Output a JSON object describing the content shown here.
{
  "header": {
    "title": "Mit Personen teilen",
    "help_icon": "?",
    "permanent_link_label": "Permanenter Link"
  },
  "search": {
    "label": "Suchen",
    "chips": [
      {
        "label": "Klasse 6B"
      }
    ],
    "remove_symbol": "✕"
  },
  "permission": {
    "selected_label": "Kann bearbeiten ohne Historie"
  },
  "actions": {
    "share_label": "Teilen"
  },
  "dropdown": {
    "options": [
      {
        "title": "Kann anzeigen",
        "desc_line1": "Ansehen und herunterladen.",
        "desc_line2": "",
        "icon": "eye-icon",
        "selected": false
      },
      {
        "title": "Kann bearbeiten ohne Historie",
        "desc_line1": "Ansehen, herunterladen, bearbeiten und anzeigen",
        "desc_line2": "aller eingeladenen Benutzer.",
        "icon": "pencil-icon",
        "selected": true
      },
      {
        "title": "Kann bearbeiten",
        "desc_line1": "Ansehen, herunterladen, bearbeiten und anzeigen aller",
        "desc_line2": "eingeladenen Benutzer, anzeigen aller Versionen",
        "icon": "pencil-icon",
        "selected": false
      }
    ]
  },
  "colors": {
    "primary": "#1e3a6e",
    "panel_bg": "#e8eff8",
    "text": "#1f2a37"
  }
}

****************************************

- **WHAT YOU HAVE TO DO**: Search the records for the word "Benutzer", then list every line that has it.

- **REPLY TO THE TASK**:
        "desc_line2": "aller eingeladenen Benutzer.",
        "desc_line2": "eingeladenen Benutzer, anzeigen aller Versionen",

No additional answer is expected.